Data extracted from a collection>
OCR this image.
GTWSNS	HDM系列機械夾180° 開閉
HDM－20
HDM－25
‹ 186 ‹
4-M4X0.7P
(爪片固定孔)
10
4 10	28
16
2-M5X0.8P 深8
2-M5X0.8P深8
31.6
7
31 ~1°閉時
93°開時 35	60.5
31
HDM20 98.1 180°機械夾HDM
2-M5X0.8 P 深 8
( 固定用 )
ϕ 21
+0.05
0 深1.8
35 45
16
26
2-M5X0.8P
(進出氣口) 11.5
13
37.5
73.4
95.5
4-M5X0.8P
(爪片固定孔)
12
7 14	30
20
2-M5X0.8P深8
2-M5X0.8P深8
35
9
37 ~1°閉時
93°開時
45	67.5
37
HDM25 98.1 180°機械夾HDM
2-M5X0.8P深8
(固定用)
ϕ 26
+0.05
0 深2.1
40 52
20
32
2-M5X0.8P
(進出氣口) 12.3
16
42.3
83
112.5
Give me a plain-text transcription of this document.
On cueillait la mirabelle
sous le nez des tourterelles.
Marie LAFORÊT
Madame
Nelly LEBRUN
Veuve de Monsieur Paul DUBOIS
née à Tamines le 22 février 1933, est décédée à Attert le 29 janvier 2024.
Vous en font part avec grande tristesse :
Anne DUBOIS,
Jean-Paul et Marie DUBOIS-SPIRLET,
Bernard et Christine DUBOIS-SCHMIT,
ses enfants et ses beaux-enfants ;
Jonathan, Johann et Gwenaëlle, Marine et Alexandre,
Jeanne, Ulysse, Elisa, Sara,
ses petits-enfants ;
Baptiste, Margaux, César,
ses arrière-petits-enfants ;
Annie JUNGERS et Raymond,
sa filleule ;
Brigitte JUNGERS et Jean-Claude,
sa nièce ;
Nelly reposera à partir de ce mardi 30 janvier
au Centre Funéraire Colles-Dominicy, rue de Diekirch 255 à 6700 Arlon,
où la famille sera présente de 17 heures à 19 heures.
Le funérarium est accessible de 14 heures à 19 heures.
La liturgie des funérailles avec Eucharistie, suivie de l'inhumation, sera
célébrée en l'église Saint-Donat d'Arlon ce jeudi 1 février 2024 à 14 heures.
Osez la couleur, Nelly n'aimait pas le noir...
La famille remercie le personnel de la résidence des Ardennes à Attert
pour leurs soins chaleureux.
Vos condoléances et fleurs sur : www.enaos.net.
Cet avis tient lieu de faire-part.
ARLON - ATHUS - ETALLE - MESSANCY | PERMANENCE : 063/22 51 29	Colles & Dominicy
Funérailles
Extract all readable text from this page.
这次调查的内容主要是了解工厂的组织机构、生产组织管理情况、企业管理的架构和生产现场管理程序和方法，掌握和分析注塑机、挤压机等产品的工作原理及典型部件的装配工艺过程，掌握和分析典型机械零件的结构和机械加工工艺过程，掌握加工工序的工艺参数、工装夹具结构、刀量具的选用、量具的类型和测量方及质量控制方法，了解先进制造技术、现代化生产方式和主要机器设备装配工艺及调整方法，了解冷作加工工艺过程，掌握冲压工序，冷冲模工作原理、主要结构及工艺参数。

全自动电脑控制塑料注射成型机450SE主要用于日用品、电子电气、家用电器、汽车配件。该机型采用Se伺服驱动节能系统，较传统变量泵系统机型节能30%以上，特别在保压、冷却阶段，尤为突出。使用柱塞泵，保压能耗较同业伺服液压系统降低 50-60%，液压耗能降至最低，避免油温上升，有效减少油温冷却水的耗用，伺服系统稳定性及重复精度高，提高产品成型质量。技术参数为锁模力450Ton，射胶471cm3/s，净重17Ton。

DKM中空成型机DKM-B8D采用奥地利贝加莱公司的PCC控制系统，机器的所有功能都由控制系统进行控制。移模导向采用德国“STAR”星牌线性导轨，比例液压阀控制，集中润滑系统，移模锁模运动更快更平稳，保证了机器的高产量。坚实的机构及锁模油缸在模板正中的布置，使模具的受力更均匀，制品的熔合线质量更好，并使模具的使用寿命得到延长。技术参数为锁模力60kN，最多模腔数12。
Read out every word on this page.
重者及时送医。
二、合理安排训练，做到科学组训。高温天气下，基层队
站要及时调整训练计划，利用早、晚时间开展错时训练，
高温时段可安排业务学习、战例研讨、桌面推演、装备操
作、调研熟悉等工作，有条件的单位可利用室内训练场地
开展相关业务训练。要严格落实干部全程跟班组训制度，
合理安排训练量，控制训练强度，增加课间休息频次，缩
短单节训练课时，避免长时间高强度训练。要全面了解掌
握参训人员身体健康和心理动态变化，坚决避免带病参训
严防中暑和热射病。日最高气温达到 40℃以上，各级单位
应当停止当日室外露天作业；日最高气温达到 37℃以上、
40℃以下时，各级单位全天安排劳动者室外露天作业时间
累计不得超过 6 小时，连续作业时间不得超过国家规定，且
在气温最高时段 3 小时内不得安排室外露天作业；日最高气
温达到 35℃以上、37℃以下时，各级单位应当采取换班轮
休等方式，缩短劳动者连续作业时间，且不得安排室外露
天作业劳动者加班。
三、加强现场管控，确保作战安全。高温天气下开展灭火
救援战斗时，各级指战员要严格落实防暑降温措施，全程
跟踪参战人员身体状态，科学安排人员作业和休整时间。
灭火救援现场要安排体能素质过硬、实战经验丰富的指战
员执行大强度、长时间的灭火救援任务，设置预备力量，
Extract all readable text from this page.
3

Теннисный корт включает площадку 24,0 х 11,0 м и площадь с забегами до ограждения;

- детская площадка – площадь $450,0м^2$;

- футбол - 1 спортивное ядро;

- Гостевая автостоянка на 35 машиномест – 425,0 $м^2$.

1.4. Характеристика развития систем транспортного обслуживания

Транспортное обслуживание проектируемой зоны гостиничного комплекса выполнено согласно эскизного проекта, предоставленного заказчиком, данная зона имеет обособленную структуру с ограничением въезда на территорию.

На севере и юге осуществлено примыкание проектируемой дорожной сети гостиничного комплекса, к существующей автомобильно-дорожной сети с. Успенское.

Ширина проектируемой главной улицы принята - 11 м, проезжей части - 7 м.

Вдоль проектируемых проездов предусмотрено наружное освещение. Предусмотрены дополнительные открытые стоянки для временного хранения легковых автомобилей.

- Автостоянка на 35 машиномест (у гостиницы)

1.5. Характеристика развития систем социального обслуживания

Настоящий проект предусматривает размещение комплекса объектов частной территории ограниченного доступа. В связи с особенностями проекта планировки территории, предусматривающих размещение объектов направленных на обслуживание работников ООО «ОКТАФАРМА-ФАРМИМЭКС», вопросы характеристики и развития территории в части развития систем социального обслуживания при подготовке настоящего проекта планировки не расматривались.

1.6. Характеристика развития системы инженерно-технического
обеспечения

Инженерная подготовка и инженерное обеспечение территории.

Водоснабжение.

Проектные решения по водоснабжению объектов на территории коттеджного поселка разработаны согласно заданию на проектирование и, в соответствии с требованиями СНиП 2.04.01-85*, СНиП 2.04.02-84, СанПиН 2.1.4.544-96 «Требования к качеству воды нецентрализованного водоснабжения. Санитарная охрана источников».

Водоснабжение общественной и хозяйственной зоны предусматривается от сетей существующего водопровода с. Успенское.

Goal>
Each record above should be returned exactly as it appears.

The solution>
OCR this image.
GTWSNS	HDM系列機械夾180° 開閉
HDM－20
HDM－25
‹ 186 ‹
4-M4X0.7P
(爪片固定孔)
10
4 10	28
16
2-M5X0.8P 深8
2-M5X0.8P深8
31.6
7
31 ~1°閉時
93°開時 35	60.5
31
HDM20 98.1 180°機械夾HDM
2-M5X0.8 P 深 8
( 固定用 )
ϕ 21
+0.05
0 深1.8
35 45
16
26
2-M5X0.8P
(進出氣口) 11.5
13
37.5
73.4
95.5
4-M5X0.8P
(爪片固定孔)
12
7 14	30
20
2-M5X0.8P深8
2-M5X0.8P深8
35
9
37 ~1°閉時
93°開時
45	67.5
37
HDM25 98.1 180°機械夾HDM
2-M5X0.8P深8
(固定用)
ϕ 26
+0.05
0 深2.1
40 52
20
32
2-M5X0.8P
(進出氣口) 12.3
16
42.3
83
112.5
Give me a plain-text transcription of this document.
On cueillait la mirabelle
sous le nez des tourterelles.
Marie LAFORÊT
Madame
Nelly LEBRUN
Veuve de Monsieur Paul DUBOIS
née à Tamines le 22 février 1933, est décédée à Attert le 29 janvier 2024.
Vous en font part avec grande tristesse :
Anne DUBOIS,
Jean-Paul et Marie DUBOIS-SPIRLET,
Bernard et Christine DUBOIS-SCHMIT,
ses enfants et ses beaux-enfants ;
Jonathan, Johann et Gwenaëlle, Marine et Alexandre,
Jeanne, Ulysse, Elisa, Sara,
ses petits-enfants ;
Baptiste, Margaux, César,
ses arrière-petits-enfants ;
Annie JUNGERS et Raymond,
sa filleule ;
Brigitte JUNGERS et Jean-Claude,
sa nièce ;
Nelly reposera à partir de ce mardi 30 janvier
au Centre Funéraire Colles-Dominicy, rue de Diekirch 255 à 6700 Arlon,
où la famille sera présente de 17 heures à 19 heures.
Le funérarium est accessible de 14 heures à 19 heures.
La liturgie des funérailles avec Eucharistie, suivie de l'inhumation, sera
célébrée en l'église Saint-Donat d'Arlon ce jeudi 1 février 2024 à 14 heures.
Osez la couleur, Nelly n'aimait pas le noir...
La famille remercie le personnel de la résidence des Ardennes à Attert
pour leurs soins chaleureux.
Vos condoléances et fleurs sur : www.enaos.net.
Cet avis tient lieu de faire-part.
ARLON - ATHUS - ETALLE - MESSANCY | PERMANENCE : 063/22 51 29	Colles & Dominicy
Funérailles
Extract all readable text from this page.
这次调查的内容主要是了解工厂的组织机构、生产组织管理情况、企业管理的架构和生产现场管理程序和方法，掌握和分析注塑机、挤压机等产品的工作原理及典型部件的装配工艺过程，掌握和分析典型机械零件的结构和机械加工工艺过程，掌握加工工序的工艺参数、工装夹具结构、刀量具的选用、量具的类型和测量方及质量控制方法，了解先进制造技术、现代化生产方式和主要机器设备装配工艺及调整方法，了解冷作加工工艺过程，掌握冲压工序，冷冲模工作原理、主要结构及工艺参数。

全自动电脑控制塑料注射成型机450SE主要用于日用品、电子电气、家用电器、汽车配件。该机型采用Se伺服驱动节能系统，较传统变量泵系统机型节能30%以上，特别在保压、冷却阶段，尤为突出。使用柱塞泵，保压能耗较同业伺服液压系统降低 50-60%，液压耗能降至最低，避免油温上升，有效减少油温冷却水的耗用，伺服系统稳定性及重复精度高，提高产品成型质量。技术参数为锁模力450Ton，射胶471cm3/s，净重17Ton。

DKM中空成型机DKM-B8D采用奥地利贝加莱公司的PCC控制系统，机器的所有功能都由控制系统进行控制。移模导向采用德国“STAR”星牌线性导轨，比例液压阀控制，集中润滑系统，移模锁模运动更快更平稳，保证了机器的高产量。坚实的机构及锁模油缸在模板正中的布置，使模具的受力更均匀，制品的熔合线质量更好，并使模具的使用寿命得到延长。技术参数为锁模力60kN，最多模腔数12。
Read out every word on this page.
重者及时送医。
二、合理安排训练，做到科学组训。高温天气下，基层队
站要及时调整训练计划，利用早、晚时间开展错时训练，
高温时段可安排业务学习、战例研讨、桌面推演、装备操
作、调研熟悉等工作，有条件的单位可利用室内训练场地
开展相关业务训练。要严格落实干部全程跟班组训制度，
合理安排训练量，控制训练强度，增加课间休息频次，缩
短单节训练课时，避免长时间高强度训练。要全面了解掌
握参训人员身体健康和心理动态变化，坚决避免带病参训
严防中暑和热射病。日最高气温达到 40℃以上，各级单位
应当停止当日室外露天作业；日最高气温达到 37℃以上、
40℃以下时，各级单位全天安排劳动者室外露天作业时间
累计不得超过 6 小时，连续作业时间不得超过国家规定，且
在气温最高时段 3 小时内不得安排室外露天作业；日最高气
温达到 35℃以上、37℃以下时，各级单位应当采取换班轮
休等方式，缩短劳动者连续作业时间，且不得安排室外露
天作业劳动者加班。
三、加强现场管控，确保作战安全。高温天气下开展灭火
救援战斗时，各级指战员要严格落实防暑降温措施，全程
跟踪参战人员身体状态，科学安排人员作业和休整时间。
灭火救援现场要安排体能素质过硬、实战经验丰富的指战
员执行大强度、长时间的灭火救援任务，设置预备力量，
Extract all readable text from this page.
3

Теннисный корт включает площадку 24,0 х 11,0 м и площадь с забегами до ограждения;

- детская площадка – площадь $450,0м^2$;

- футбол - 1 спортивное ядро;

- Гостевая автостоянка на 35 машиномест – 425,0 $м^2$.

1.4. Характеристика развития систем транспортного обслуживания

Транспортное обслуживание проектируемой зоны гостиничного комплекса выполнено согласно эскизного проекта, предоставленного заказчиком, данная зона имеет обособленную структуру с ограничением въезда на территорию.

На севере и юге осуществлено примыкание проектируемой дорожной сети гостиничного комплекса, к существующей автомобильно-дорожной сети с. Успенское.

Ширина проектируемой главной улицы принята - 11 м, проезжей части - 7 м.

Вдоль проектируемых проездов предусмотрено наружное освещение. Предусмотрены дополнительные открытые стоянки для временного хранения легковых автомобилей.

- Автостоянка на 35 машиномест (у гостиницы)

1.5. Характеристика развития систем социального обслуживания

Настоящий проект предусматривает размещение комплекса объектов частной территории ограниченного доступа. В связи с особенностями проекта планировки территории, предусматривающих размещение объектов направленных на обслуживание работников ООО «ОКТАФАРМА-ФАРМИМЭКС», вопросы характеристики и развития территории в части развития систем социального обслуживания при подготовке настоящего проекта планировки не расматривались.

1.6. Характеристика развития системы инженерно-технического
обеспечения

Инженерная подготовка и инженерное обеспечение территории.

Водоснабжение.

Проектные решения по водоснабжению объектов на территории коттеджного поселка разработаны согласно заданию на проектирование и, в соответствии с требованиями СНиП 2.04.01-85*, СНиП 2.04.02-84, СанПиН 2.1.4.544-96 «Требования к качеству воды нецентрализованного водоснабжения. Санитарная охрана источников».

Водоснабжение общественной и хозяйственной зоны предусматривается от сетей существующего водопровода с. Успенское.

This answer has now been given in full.